Cosa fare –
Indica quando dovrebbero concludersi i lavori alla facciata della chiesa secondo il testo sul Centro pastorale Card. Urbani.
+++ Brano di testo
Per il Centro pastorale Card. Urbani di Zelarino, comune e importante punto di riferimento per la Diocesi veneziana, il tempo dell’estate è particolarmente propizio per effettuare alcuni rilevanti lavori di riordino e ristrutturazione che riguardano, in primo luogo, la facciata esterna della chiesa (giusto al centro del complesso) e che toccheranno, più avanti, anche il parco e gli spazi esterni adiacenti.
Si tratta di una serie di interventi che mirano non solo a dare un’opportuna “rinfrescata” alla struttura, ma anche a renderla più bella, accogliente e funzionale per tutti i suoi molteplici utilizzi che vanno dalle attività pastorali (con relativi uffici) all’ospitalità di eventi, riunioni, corsi di formazione e congressi fino anche alla possibilità di usufruire dei servizi di ristorazione, bar e foresteria, senza dimenticare il vicino parco. Una struttura, insomma, completa e pronta a rispondere a moltissime esigenze in ambito ecclesiale, ma pure sul piano degli incontri culturali, formativi e associativi, compresi i momenti ricreativi ad essi collegati.
La facciata della chiesa, in effetti, tutta rivolta a nord e sinora scarsamente protetta dagli eventi atmosferici, si era col tempo via via annerita e ammuffita in quanto soggetta al dilavamento da parte dell’acqua piovana e al conseguente (e progressivo) ammaloramento dell’intonaco.
Si è così pensato ad un progetto – spiega l’arch. Marco Zordan che è progettista, direttore dei lavori e responsabile della sicurezza per gli interventi in corso, ormai da un paio di settimane, al Centro Urbani – che prevede «l’eliminazione di tutte le parti di intonaco ammalorato e il suo successivo ripristino. La nuova finitura sarà eseguita con marmorino con inserti in vetro e avente le stesse caratteristiche cromatiche dell’intonaco originale e delle due barchesse a lato, ma un po’ più raffinato per dare risalto alla facciata stessa. È inoltre prevista l’installazione di scossaline sul cornicione della facciata e sui varchi interni delle porte, al fine di proteggere le superfici dall’azione dell’acqua meteorica. L’obiettivo è quello di restituire al Centro una facciata della chiesa, che ne rappresenta sempre l’elemento più significativo, in grado di durare in buone condizioni per almeno alcuni decenni». I lavori sono, appunto, già stati avviati (tant’è vero che da parecchi giorni chi passa al Centro trova quella parte di struttura tutta “impacchettata”) e dovrebbero concludersi nella prima metà del mese di settembre, giusto in tempo per la piena ripresa delle varie attività.
++++++
+++ Informazioni mostrate
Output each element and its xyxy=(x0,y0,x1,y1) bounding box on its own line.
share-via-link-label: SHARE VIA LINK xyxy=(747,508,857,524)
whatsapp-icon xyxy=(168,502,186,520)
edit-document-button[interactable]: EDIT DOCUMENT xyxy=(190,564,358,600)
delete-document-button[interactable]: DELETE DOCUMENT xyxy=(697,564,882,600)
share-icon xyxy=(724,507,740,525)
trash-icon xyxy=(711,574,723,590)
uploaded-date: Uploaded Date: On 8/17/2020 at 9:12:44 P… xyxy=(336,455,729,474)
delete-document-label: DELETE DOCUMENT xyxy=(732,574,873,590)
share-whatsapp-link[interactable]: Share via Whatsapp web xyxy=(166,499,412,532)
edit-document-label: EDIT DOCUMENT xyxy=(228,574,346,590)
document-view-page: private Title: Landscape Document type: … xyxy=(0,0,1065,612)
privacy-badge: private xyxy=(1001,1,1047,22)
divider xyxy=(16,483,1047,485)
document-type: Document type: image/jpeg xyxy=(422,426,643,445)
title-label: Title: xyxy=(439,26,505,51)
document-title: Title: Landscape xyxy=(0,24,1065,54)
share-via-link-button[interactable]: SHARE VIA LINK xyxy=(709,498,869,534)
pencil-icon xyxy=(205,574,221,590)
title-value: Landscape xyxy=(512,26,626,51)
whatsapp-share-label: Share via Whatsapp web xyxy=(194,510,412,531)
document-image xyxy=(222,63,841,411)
++++++
Risposta –
I lavori dovrebbero concludersi nella prima metà del mese di settembre.